A run of entries:
· · · · ·
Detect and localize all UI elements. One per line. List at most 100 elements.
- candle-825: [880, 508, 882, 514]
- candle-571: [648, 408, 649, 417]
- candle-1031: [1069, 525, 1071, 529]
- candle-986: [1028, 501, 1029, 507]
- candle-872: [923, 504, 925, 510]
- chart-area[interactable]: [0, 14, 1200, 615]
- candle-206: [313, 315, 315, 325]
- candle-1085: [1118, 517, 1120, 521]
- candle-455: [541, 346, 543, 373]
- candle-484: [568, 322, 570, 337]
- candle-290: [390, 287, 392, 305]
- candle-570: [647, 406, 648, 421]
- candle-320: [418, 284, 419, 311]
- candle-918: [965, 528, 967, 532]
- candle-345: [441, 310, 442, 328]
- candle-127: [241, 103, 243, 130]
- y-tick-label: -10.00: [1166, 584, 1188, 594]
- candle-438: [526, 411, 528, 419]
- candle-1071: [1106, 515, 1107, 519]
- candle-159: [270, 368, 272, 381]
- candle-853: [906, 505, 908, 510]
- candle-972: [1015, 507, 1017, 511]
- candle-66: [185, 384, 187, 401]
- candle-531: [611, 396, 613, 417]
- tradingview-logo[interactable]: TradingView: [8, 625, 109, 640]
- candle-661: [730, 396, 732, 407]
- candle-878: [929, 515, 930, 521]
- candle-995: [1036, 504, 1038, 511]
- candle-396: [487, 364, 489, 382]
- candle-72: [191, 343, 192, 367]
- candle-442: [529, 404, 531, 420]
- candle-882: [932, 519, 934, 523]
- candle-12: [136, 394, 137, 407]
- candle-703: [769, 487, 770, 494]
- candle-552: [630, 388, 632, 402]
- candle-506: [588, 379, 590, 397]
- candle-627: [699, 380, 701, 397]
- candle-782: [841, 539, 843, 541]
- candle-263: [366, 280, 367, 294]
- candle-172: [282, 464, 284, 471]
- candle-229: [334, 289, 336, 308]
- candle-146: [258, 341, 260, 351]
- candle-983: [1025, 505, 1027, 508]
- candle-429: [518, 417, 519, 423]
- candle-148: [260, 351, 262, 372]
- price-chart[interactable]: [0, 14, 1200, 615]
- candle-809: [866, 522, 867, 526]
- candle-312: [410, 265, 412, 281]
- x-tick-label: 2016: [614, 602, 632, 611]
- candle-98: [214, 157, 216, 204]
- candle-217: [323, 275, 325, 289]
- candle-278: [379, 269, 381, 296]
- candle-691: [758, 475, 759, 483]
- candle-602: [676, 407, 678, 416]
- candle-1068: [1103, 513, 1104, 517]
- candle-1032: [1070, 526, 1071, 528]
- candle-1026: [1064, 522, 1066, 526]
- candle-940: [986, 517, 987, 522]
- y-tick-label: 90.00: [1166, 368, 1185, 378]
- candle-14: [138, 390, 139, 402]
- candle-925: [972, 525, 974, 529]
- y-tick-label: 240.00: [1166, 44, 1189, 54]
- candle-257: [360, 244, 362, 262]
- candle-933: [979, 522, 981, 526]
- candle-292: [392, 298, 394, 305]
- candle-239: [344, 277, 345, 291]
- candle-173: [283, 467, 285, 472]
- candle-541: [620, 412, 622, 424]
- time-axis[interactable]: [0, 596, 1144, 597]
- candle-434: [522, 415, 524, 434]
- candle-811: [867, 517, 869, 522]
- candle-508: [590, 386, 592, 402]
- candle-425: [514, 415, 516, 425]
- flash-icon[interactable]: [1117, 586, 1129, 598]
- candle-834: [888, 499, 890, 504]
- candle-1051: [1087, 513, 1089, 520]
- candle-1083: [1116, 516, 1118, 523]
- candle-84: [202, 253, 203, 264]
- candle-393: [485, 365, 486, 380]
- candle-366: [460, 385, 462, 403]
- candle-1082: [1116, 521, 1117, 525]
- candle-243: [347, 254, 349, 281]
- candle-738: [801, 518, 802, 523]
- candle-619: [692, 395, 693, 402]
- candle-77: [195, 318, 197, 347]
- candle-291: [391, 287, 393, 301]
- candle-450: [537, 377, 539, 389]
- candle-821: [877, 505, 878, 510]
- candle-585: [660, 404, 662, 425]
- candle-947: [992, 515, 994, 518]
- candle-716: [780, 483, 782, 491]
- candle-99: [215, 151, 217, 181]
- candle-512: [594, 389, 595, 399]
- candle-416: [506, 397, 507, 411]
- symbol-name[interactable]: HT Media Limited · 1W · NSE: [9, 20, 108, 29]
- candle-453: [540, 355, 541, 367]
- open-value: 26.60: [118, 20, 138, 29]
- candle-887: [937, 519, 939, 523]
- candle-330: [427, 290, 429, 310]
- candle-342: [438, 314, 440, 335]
· · · · ·
→ Brief: Please write out the entries above again, replacing "y-tick-label" with "y-axis-label" wherever it occurs and keeping everything else the same.

→ Problem solution:
Detect and localize all UI elements. One per line. List at most 100 elements.
- candle-825: [880, 508, 882, 514]
- candle-571: [648, 408, 649, 417]
- candle-1031: [1069, 525, 1071, 529]
- candle-986: [1028, 501, 1029, 507]
- candle-872: [923, 504, 925, 510]
- chart-area[interactable]: [0, 14, 1200, 615]
- candle-206: [313, 315, 315, 325]
- candle-1085: [1118, 517, 1120, 521]
- candle-455: [541, 346, 543, 373]
- candle-484: [568, 322, 570, 337]
- candle-290: [390, 287, 392, 305]
- candle-570: [647, 406, 648, 421]
- candle-320: [418, 284, 419, 311]
- candle-918: [965, 528, 967, 532]
- candle-345: [441, 310, 442, 328]
- candle-127: [241, 103, 243, 130]
- y-axis-label: -10.00: [1166, 584, 1188, 594]
- candle-438: [526, 411, 528, 419]
- candle-1071: [1106, 515, 1107, 519]
- candle-159: [270, 368, 272, 381]
- candle-853: [906, 505, 908, 510]
- candle-972: [1015, 507, 1017, 511]
- candle-66: [185, 384, 187, 401]
- candle-531: [611, 396, 613, 417]
- tradingview-logo[interactable]: TradingView: [8, 625, 109, 640]
- candle-661: [730, 396, 732, 407]
- candle-878: [929, 515, 930, 521]
- candle-995: [1036, 504, 1038, 511]
- candle-396: [487, 364, 489, 382]
- candle-72: [191, 343, 192, 367]
- candle-442: [529, 404, 531, 420]
- candle-882: [932, 519, 934, 523]
- candle-12: [136, 394, 137, 407]
- candle-703: [769, 487, 770, 494]
- candle-552: [630, 388, 632, 402]
- candle-506: [588, 379, 590, 397]
- candle-627: [699, 380, 701, 397]
- candle-782: [841, 539, 843, 541]
- candle-263: [366, 280, 367, 294]
- candle-172: [282, 464, 284, 471]
- candle-229: [334, 289, 336, 308]
- candle-146: [258, 341, 260, 351]
- candle-983: [1025, 505, 1027, 508]
- candle-429: [518, 417, 519, 423]
- candle-148: [260, 351, 262, 372]
- price-chart[interactable]: [0, 14, 1200, 615]
- candle-809: [866, 522, 867, 526]
- candle-312: [410, 265, 412, 281]
- x-tick-label: 2016: [614, 602, 632, 611]
- candle-98: [214, 157, 216, 204]
- candle-217: [323, 275, 325, 289]
- candle-278: [379, 269, 381, 296]
- candle-691: [758, 475, 759, 483]
- candle-602: [676, 407, 678, 416]
- candle-1068: [1103, 513, 1104, 517]
- candle-1032: [1070, 526, 1071, 528]
- candle-1026: [1064, 522, 1066, 526]
- candle-940: [986, 517, 987, 522]
- y-axis-label: 90.00: [1166, 368, 1185, 378]
- candle-14: [138, 390, 139, 402]
- candle-925: [972, 525, 974, 529]
- y-axis-label: 240.00: [1166, 44, 1189, 54]
- candle-257: [360, 244, 362, 262]
- candle-933: [979, 522, 981, 526]
- candle-292: [392, 298, 394, 305]
- candle-239: [344, 277, 345, 291]
- candle-173: [283, 467, 285, 472]
- candle-541: [620, 412, 622, 424]
- time-axis[interactable]: [0, 596, 1144, 597]
- candle-434: [522, 415, 524, 434]
- candle-811: [867, 517, 869, 522]
- candle-508: [590, 386, 592, 402]
- candle-425: [514, 415, 516, 425]
- flash-icon[interactable]: [1117, 586, 1129, 598]
- candle-834: [888, 499, 890, 504]
- candle-1051: [1087, 513, 1089, 520]
- candle-1083: [1116, 516, 1118, 523]
- candle-84: [202, 253, 203, 264]
- candle-393: [485, 365, 486, 380]
- candle-366: [460, 385, 462, 403]
- candle-1082: [1116, 521, 1117, 525]
- candle-243: [347, 254, 349, 281]
- candle-738: [801, 518, 802, 523]
- candle-619: [692, 395, 693, 402]
- candle-77: [195, 318, 197, 347]
- candle-291: [391, 287, 393, 301]
- candle-450: [537, 377, 539, 389]
- candle-821: [877, 505, 878, 510]
- candle-585: [660, 404, 662, 425]
- candle-947: [992, 515, 994, 518]
- candle-716: [780, 483, 782, 491]
- candle-99: [215, 151, 217, 181]
- candle-512: [594, 389, 595, 399]
- candle-416: [506, 397, 507, 411]
- symbol-name[interactable]: HT Media Limited · 1W · NSE: [9, 20, 108, 29]
- candle-453: [540, 355, 541, 367]
- open-value: 26.60: [118, 20, 138, 29]
- candle-887: [937, 519, 939, 523]
- candle-330: [427, 290, 429, 310]
- candle-342: [438, 314, 440, 335]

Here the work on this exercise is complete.